STATED GOAL —
Report only how many lines hold the word "metronome".

=====

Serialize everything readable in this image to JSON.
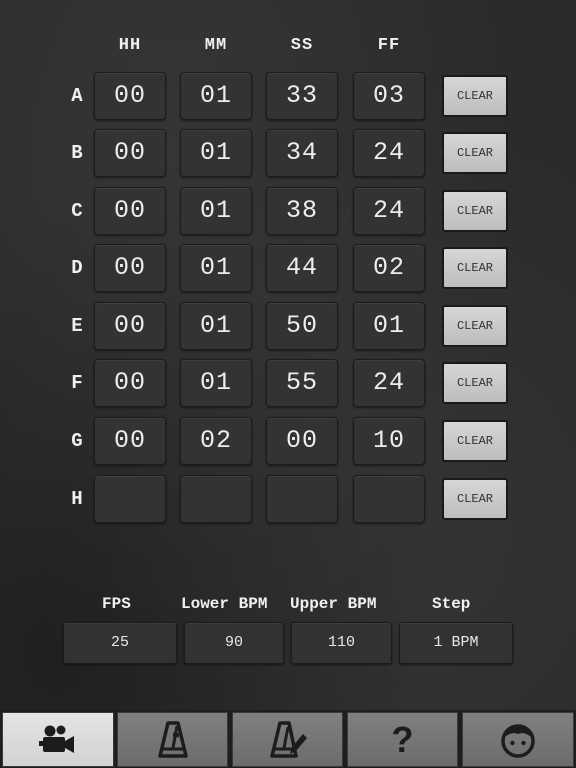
{
  "columns": [
    "HH",
    "MM",
    "SS",
    "FF"
  ],
  "rows": [
    {
      "label": "A",
      "hh": "00",
      "mm": "01",
      "ss": "33",
      "ff": "03"
    },
    {
      "label": "B",
      "hh": "00",
      "mm": "01",
      "ss": "34",
      "ff": "24"
    },
    {
      "label": "C",
      "hh": "00",
      "mm": "01",
      "ss": "38",
      "ff": "24"
    },
    {
      "label": "D",
      "hh": "00",
      "mm": "01",
      "ss": "44",
      "ff": "02"
    },
    {
      "label": "E",
      "hh": "00",
      "mm": "01",
      "ss": "50",
      "ff": "01"
    },
    {
      "label": "F",
      "hh": "00",
      "mm": "01",
      "ss": "55",
      "ff": "24"
    },
    {
      "label": "G",
      "hh": "00",
      "mm": "02",
      "ss": "00",
      "ff": "10"
    },
    {
      "label": "H",
      "hh": "",
      "mm": "",
      "ss": "",
      "ff": ""
    }
  ],
  "clear_label": "CLEAR",
  "settings": {
    "fps_label": "FPS",
    "fps_value": "25",
    "lower_label": "Lower BPM",
    "lower_value": "90",
    "upper_label": "Upper BPM",
    "upper_value": "110",
    "step_label": "Step",
    "step_value": "1 BPM"
  },
  "tabs": [
    {
      "icon": "video-camera-icon",
      "active": true
    },
    {
      "icon": "metronome-icon",
      "active": false
    },
    {
      "icon": "metronome-edit-icon",
      "active": false
    },
    {
      "icon": "help-icon",
      "active": false
    },
    {
      "icon": "face-icon",
      "active": false
    }
  ],
  "help_glyph": "?"
}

=====

EXPECTED ANSWER —
2